- **Given exercise**
Render the lines below as a JSON list of strings with one string per line, skipping blank lines and leaving out the pictures.

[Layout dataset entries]
◆ ◆ ◆ ◆ ◆ ◆ ◆
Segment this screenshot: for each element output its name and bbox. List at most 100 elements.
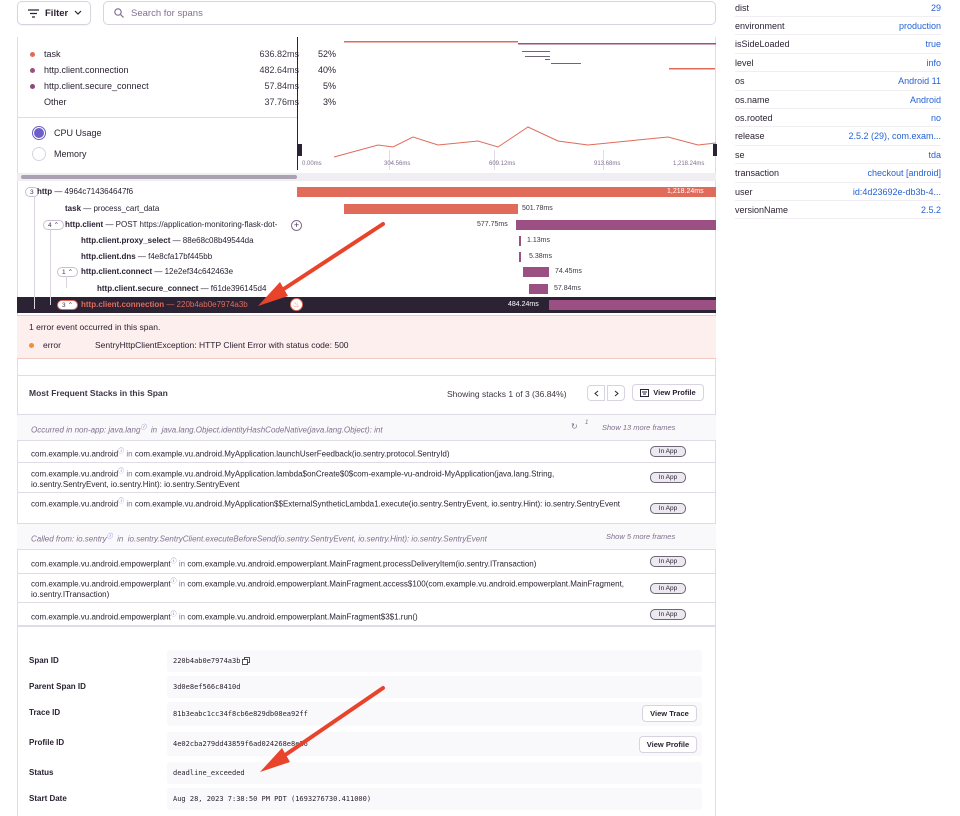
horizontal-scrollbar[interactable] bbox=[17, 173, 716, 181]
memory-toggle[interactable]: Memory bbox=[32, 147, 87, 161]
span-row[interactable]: 4 ⌃ http.client — POST https://application… bbox=[17, 217, 716, 233]
span-row[interactable]: http.client.secure_connect — f61de396145… bbox=[17, 281, 716, 297]
in-keyword: in bbox=[178, 579, 186, 589]
span-row[interactable]: 3 http — 4964c714364647f6 1,218.24ms bbox=[17, 184, 716, 200]
tag-value[interactable]: no bbox=[931, 113, 941, 123]
collapsed-frames-row[interactable]: Called from: io.sentryⓘ in io.sentry.Sen… bbox=[17, 524, 716, 550]
span-bar[interactable] bbox=[297, 187, 716, 197]
info-icon[interactable]: ⓘ bbox=[140, 425, 146, 431]
view-profile-button-2[interactable]: View Profile bbox=[639, 736, 697, 753]
radio-checked[interactable] bbox=[32, 126, 46, 140]
minimap-handle-right[interactable] bbox=[713, 144, 717, 156]
info-icon[interactable]: ⓘ bbox=[171, 559, 177, 565]
prev-stack-button[interactable] bbox=[587, 385, 605, 401]
span-minimap[interactable] bbox=[297, 37, 717, 170]
span-bar[interactable] bbox=[549, 300, 716, 310]
tag-key: transaction bbox=[735, 168, 780, 179]
tag-value[interactable]: 29 bbox=[931, 3, 941, 13]
info-icon[interactable]: ⓘ bbox=[118, 499, 124, 505]
tag-value[interactable]: checkout [android] bbox=[867, 168, 941, 178]
error-dot bbox=[29, 343, 34, 348]
span-bar[interactable] bbox=[519, 236, 521, 246]
span-bar[interactable] bbox=[519, 252, 521, 262]
span-bar[interactable] bbox=[529, 284, 548, 294]
show-more-frames-link[interactable]: Show 5 more frames bbox=[606, 532, 675, 541]
span-children-badge[interactable]: 4 ⌃ bbox=[43, 220, 65, 230]
span-label: http.client.secure_connect — f61de396145… bbox=[97, 284, 266, 293]
minimap-bar bbox=[518, 43, 716, 45]
filter-label: Filter bbox=[45, 7, 69, 19]
legend-item[interactable]: Other 37.76ms 3% bbox=[30, 96, 336, 108]
view-trace-button[interactable]: View Trace bbox=[642, 705, 697, 722]
tag-value[interactable]: production bbox=[899, 21, 941, 31]
info-icon[interactable]: ⓘ bbox=[118, 449, 124, 455]
span-row[interactable]: 1 ⌃ http.client.connect — 12e2ef34c642463e… bbox=[17, 264, 716, 280]
error-message[interactable]: SentryHttpClientException: HTTP Client E… bbox=[95, 340, 349, 350]
tag-value[interactable]: 2.5.2 (29), com.exam... bbox=[848, 131, 941, 141]
info-icon[interactable]: ⓘ bbox=[118, 469, 124, 475]
span-bar[interactable] bbox=[516, 220, 716, 230]
info-icon[interactable]: ⓘ bbox=[171, 612, 177, 618]
in-keyword: in bbox=[117, 534, 124, 544]
legend-name: http.client.secure_connect bbox=[44, 81, 149, 91]
tag-value[interactable]: 2.5.2 bbox=[921, 205, 941, 215]
span-row[interactable]: http.client.dns — f4e8cfa17bf445bb 5.38ms bbox=[17, 249, 716, 265]
search-placeholder: Search for spans bbox=[131, 7, 203, 19]
tag-value[interactable]: id:4d23692e-db3b-4... bbox=[853, 187, 941, 197]
collapsed-frames-row[interactable]: Occurred in non-app: java.langⓘ in java.… bbox=[17, 415, 716, 441]
frame-package: com.example.vu.android.empowerplant bbox=[31, 612, 171, 622]
tag-value[interactable]: Android bbox=[910, 95, 941, 105]
radio-unchecked[interactable] bbox=[32, 147, 46, 161]
span-bar[interactable] bbox=[344, 204, 518, 214]
stack-frame-row[interactable]: com.example.vu.android.empowerplantⓘ in … bbox=[17, 550, 716, 574]
frame-function: com.example.vu.android.MyApplication.lau… bbox=[134, 449, 450, 459]
span-row[interactable]: http.client.proxy_select — 88e68c08b4954… bbox=[17, 233, 716, 249]
chevron-up-icon: ⌃ bbox=[67, 269, 74, 276]
next-stack-button[interactable] bbox=[607, 385, 625, 401]
tick-label: 0.00ms bbox=[302, 161, 322, 167]
frame-package: com.example.vu.android bbox=[31, 499, 119, 509]
tag-key: se bbox=[735, 149, 745, 160]
span-children-badge[interactable]: 3 ⌃ bbox=[57, 300, 79, 310]
chevron-down-icon bbox=[74, 10, 82, 15]
badge-count: 3 bbox=[30, 188, 34, 196]
span-label: http.client.proxy_select — 88e68c08b4954… bbox=[81, 236, 254, 245]
filter-button[interactable]: Filter bbox=[17, 1, 91, 25]
copy-icon[interactable] bbox=[242, 657, 251, 665]
span-id-value: 220b4ab0e7974a3b bbox=[167, 650, 702, 672]
span-row[interactable]: 3 ⌃ http.client.connection — 220b4ab0e7974… bbox=[17, 297, 716, 313]
tag-value[interactable]: tda bbox=[928, 150, 941, 160]
span-description: — f4e8cfa17bf445bb bbox=[135, 252, 213, 261]
parent-span-row: Parent Span ID 3d0e8ef566c8410d bbox=[17, 676, 716, 698]
tag-value[interactable]: info bbox=[926, 58, 941, 68]
info-icon[interactable]: ⓘ bbox=[107, 534, 113, 540]
scrollbar-thumb[interactable] bbox=[21, 175, 297, 179]
tag-value[interactable]: Android 11 bbox=[898, 76, 941, 86]
legend-item[interactable]: http.client.connection 482.64ms 40% bbox=[30, 64, 336, 76]
profile-icon bbox=[640, 388, 650, 397]
frame-package: com.example.vu.android bbox=[31, 469, 119, 479]
stack-frame-row[interactable]: com.example.vu.androidⓘ in com.example.v… bbox=[17, 463, 716, 493]
search-input[interactable]: Search for spans bbox=[103, 1, 716, 25]
parent-span-value: 3d0e8ef566c8410d bbox=[167, 676, 702, 698]
span-bar[interactable] bbox=[523, 267, 549, 277]
tick-line bbox=[389, 150, 390, 170]
view-profile-button[interactable]: View Profile bbox=[632, 384, 704, 401]
show-more-frames-link[interactable]: Show 13 more frames bbox=[602, 423, 675, 432]
stack-frame-row[interactable]: com.example.vu.androidⓘ in com.example.v… bbox=[17, 441, 716, 463]
legend-duration: 482.64ms bbox=[259, 65, 299, 75]
legend-item[interactable]: http.client.secure_connect 57.84ms 5% bbox=[30, 80, 336, 92]
legend-item[interactable]: task 636.82ms 52% bbox=[30, 48, 336, 60]
stack-frame-row[interactable]: com.example.vu.android.empowerplantⓘ in … bbox=[17, 603, 716, 626]
stack-frame-row[interactable]: com.example.vu.androidⓘ in com.example.v… bbox=[17, 493, 716, 524]
tag-value[interactable]: true bbox=[925, 39, 941, 49]
minimap-handle-left[interactable] bbox=[298, 144, 302, 156]
span-children-badge[interactable]: 1 ⌃ bbox=[57, 267, 79, 277]
stack-frame-row[interactable]: com.example.vu.android.empowerplantⓘ in … bbox=[17, 574, 716, 603]
fire-icon[interactable]: ♨ bbox=[290, 298, 303, 311]
info-icon[interactable]: ⓘ bbox=[171, 579, 177, 585]
add-icon[interactable]: + bbox=[291, 220, 302, 231]
span-row[interactable]: task — process_cart_data 501.78ms bbox=[17, 201, 716, 217]
cpu-usage-toggle[interactable]: CPU Usage bbox=[32, 126, 102, 140]
tag-key: environment bbox=[735, 20, 785, 31]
◆ ◆ ◆ ◆ ◆ ◆ ◆
- **Exercise output**
[
  "Segment this screenshot: for each element output its name and bbox. List at most 100 elements.",
  "horizontal-scrollbar[interactable] bbox=[17, 173, 716, 181]",
  "memory-toggle[interactable]: Memory bbox=[32, 147, 87, 161]",
  "span-row[interactable]: 4 ⌃ http.client — POST https://application… bbox=[17, 217, 716, 233]",
  "span-row[interactable]: http.client.secure_connect — f61de396145… bbox=[17, 281, 716, 297]",
  "in-keyword: in bbox=[178, 579, 186, 589]",
  "span-row[interactable]: 3 http — 4964c714364647f6 1,218.24ms bbox=[17, 184, 716, 200]",
  "tag-value[interactable]: no bbox=[931, 113, 941, 123]",
  "collapsed-frames-row[interactable]: Called from: io.sentryⓘ in io.sentry.Sen… bbox=[17, 524, 716, 550]",
  "span-bar[interactable] bbox=[297, 187, 716, 197]",
  "info-icon[interactable]: ⓘ bbox=[140, 425, 146, 431]",
  "view-profile-button-2[interactable]: View Profile bbox=[639, 736, 697, 753]",
  "radio-checked[interactable] bbox=[32, 126, 46, 140]",
  "minimap-handle-right[interactable] bbox=[713, 144, 717, 156]",
  "info-icon[interactable]: ⓘ bbox=[171, 559, 177, 565]",
  "prev-stack-button[interactable] bbox=[587, 385, 605, 401]",
  "span-minimap[interactable] bbox=[297, 37, 717, 170]",
  "span-bar[interactable] bbox=[549, 300, 716, 310]",
  "tag-key: transaction bbox=[735, 168, 780, 179]",
  "tag-value[interactable]: 29 bbox=[931, 3, 941, 13]",
  "info-icon[interactable]: ⓘ bbox=[118, 499, 124, 505]",
  "tag-value[interactable]: checkout [android] bbox=[867, 168, 941, 178]",
  "error-dot bbox=[29, 343, 34, 348]",
  "span-bar[interactable] bbox=[519, 236, 521, 246]",
  "span-bar[interactable] bbox=[519, 252, 521, 262]",
  "span-bar[interactable] bbox=[529, 284, 548, 294]",
  "show-more-frames-link[interactable]: Show 5 more frames bbox=[606, 532, 675, 541]",
  "span-children-badge[interactable]: 4 ⌃ bbox=[43, 220, 65, 230]",
  "span-label: http.client.secure_connect — f61de396145… bbox=[97, 284, 266, 293]",
  "minimap-bar bbox=[518, 43, 716, 45]",
  "filter-label: Filter bbox=[45, 7, 69, 19]",
  "legend-item[interactable]: Other 37.76ms 3% bbox=[30, 96, 336, 108]",
  "view-trace-button[interactable]: View Trace bbox=[642, 705, 697, 722]",
  "tag-value[interactable]: production bbox=[899, 21, 941, 31]",
  "info-icon[interactable]: ⓘ bbox=[118, 449, 124, 455]",
  "span-row[interactable]: 1 ⌃ http.client.connect — 12e2ef34c642463e… bbox=[17, 264, 716, 280]",
  "error-message[interactable]: SentryHttpClientException: HTTP Client E… bbox=[95, 340, 349, 350]",
  "tag-value[interactable]: 2.5.2 (29), com.exam... bbox=[848, 131, 941, 141]",
  "info-icon[interactable]: ⓘ bbox=[118, 469, 124, 475]",
  "span-bar[interactable] bbox=[516, 220, 716, 230]",
  "info-icon[interactable]: ⓘ bbox=[171, 612, 177, 618]",
  "in-keyword: in bbox=[117, 534, 124, 544]",
  "legend-name: http.client.secure_connect bbox=[44, 81, 149, 91]",
  "tag-value[interactable]: 2.5.2 bbox=[921, 205, 941, 215]",
  "span-row[interactable]: http.client.dns — f4e8cfa17bf445bb 5.38ms bbox=[17, 249, 716, 265]",
  "search-placeholder: Search for spans bbox=[131, 7, 203, 19]",
  "tag-value[interactable]: id:4d23692e-db3b-4... bbox=[853, 187, 941, 197]",
  "collapsed-frames-row[interactable]: Occurred in non-app: java.langⓘ in java.… bbox=[17, 415, 716, 441]",
  "frame-package: com.example.vu.android.empowerplant bbox=[31, 612, 171, 622]",
  "tag-value[interactable]: Android bbox=[910, 95, 941, 105]",
  "radio-unchecked[interactable] bbox=[32, 147, 46, 161]",
  "span-bar[interactable] bbox=[344, 204, 518, 214]",
  "stack-frame-row[interactable]: com.example.vu.android.empowerplantⓘ in … bbox=[17, 550, 716, 574]",
  "frame-function: com.example.vu.android.MyApplication.lau… bbox=[134, 449, 450, 459]",
  "span-row[interactable]: http.client.proxy_select — 88e68c08b4954… bbox=[17, 233, 716, 249]",
  "chevron-up-icon: ⌃ bbox=[67, 269, 74, 276]",
  "next-stack-button[interactable] bbox=[607, 385, 625, 401]",
  "tick-label: 0.00ms bbox=[302, 161, 322, 167]",
  "frame-package: com.example.vu.android bbox=[31, 499, 119, 509]",
  "tag-key: se bbox=[735, 149, 745, 160]",
  "span-children-badge[interactable]: 3 ⌃ bbox=[57, 300, 79, 310]",
  "chevron-down-icon bbox=[74, 10, 82, 15]",
  "badge-count: 3 bbox=[30, 188, 34, 196]",
  "span-label: http.client.proxy_select — 88e68c08b4954… bbox=[81, 236, 254, 245]",
  "filter-button[interactable]: Filter bbox=[17, 1, 91, 25]",
  "copy-icon[interactable] bbox=[242, 657, 251, 665]",
  "span-id-value: 220b4ab0e7974a3b bbox=[167, 650, 702, 672]",
  "span-row[interactable]: 3 ⌃ http.client.connection — 220b4ab0e7974… bbox=[17, 297, 716, 313]",
  "tag-value[interactable]: tda bbox=[928, 150, 941, 160]",
  "span-description: — f4e8cfa17bf445bb bbox=[135, 252, 213, 261]",
  "parent-span-row: Parent Span ID 3d0e8ef566c8410d bbox=[17, 676, 716, 698]",
  "tag-value[interactable]: info bbox=[926, 58, 941, 68]",
  "info-icon[interactable]: ⓘ bbox=[107, 534, 113, 540]",
  "scrollbar-thumb[interactable] bbox=[21, 175, 297, 179]",
  "tag-value[interactable]: Android 11 bbox=[898, 76, 941, 86]",
  "legend-item[interactable]: http.client.connection 482.64ms 40% bbox=[30, 64, 336, 76]",
  "profile-icon bbox=[640, 388, 650, 397]",
  "frame-package: com.example.vu.android bbox=[31, 469, 119, 479]",
  "stack-frame-row[interactable]: com.example.vu.androidⓘ in com.example.v… bbox=[17, 463, 716, 493]",
  "search-input[interactable]: Search for spans bbox=[103, 1, 716, 25]",
  "parent-span-value: 3d0e8ef566c8410d bbox=[167, 676, 702, 698]",
  "span-bar[interactable] bbox=[523, 267, 549, 277]",
  "tick-line bbox=[389, 150, 390, 170]",
  "view-profile-button[interactable]: View Profile bbox=[632, 384, 704, 401]",
  "show-more-frames-link[interactable]: Show 13 more frames bbox=[602, 423, 675, 432]",
  "stack-frame-row[interactable]: com.example.vu.androidⓘ in com.example.v… bbox=[17, 441, 716, 463]",
  "legend-duration: 482.64ms bbox=[259, 65, 299, 75]",
  "legend-item[interactable]: http.client.secure_connect 57.84ms 5% bbox=[30, 80, 336, 92]",
  "legend-item[interactable]: task 636.82ms 52% bbox=[30, 48, 336, 60]",
  "stack-frame-row[interactable]: com.example.vu.android.empowerplantⓘ in … bbox=[17, 603, 716, 626]",
  "stack-frame-row[interactable]: com.example.vu.androidⓘ in com.example.v… bbox=[17, 493, 716, 524]",
  "tag-value[interactable]: true bbox=[925, 39, 941, 49]",
  "minimap-handle-left[interactable] bbox=[298, 144, 302, 156]",
  "span-children-badge[interactable]: 1 ⌃ bbox=[57, 267, 79, 277]",
  "stack-frame-row[interactable]: com.example.vu.android.empowerplantⓘ in … bbox=[17, 574, 716, 603]",
  "fire-icon[interactable]: ♨ bbox=[290, 298, 303, 311]",
  "info-icon[interactable]: ⓘ bbox=[171, 579, 177, 585]",
  "add-icon[interactable]: + bbox=[291, 220, 302, 231]",
  "span-row[interactable]: task — process_cart_data 501.78ms bbox=[17, 201, 716, 217]",
  "cpu-usage-toggle[interactable]: CPU Usage bbox=[32, 126, 102, 140]",
  "tag-key: environment bbox=[735, 20, 785, 31]"
]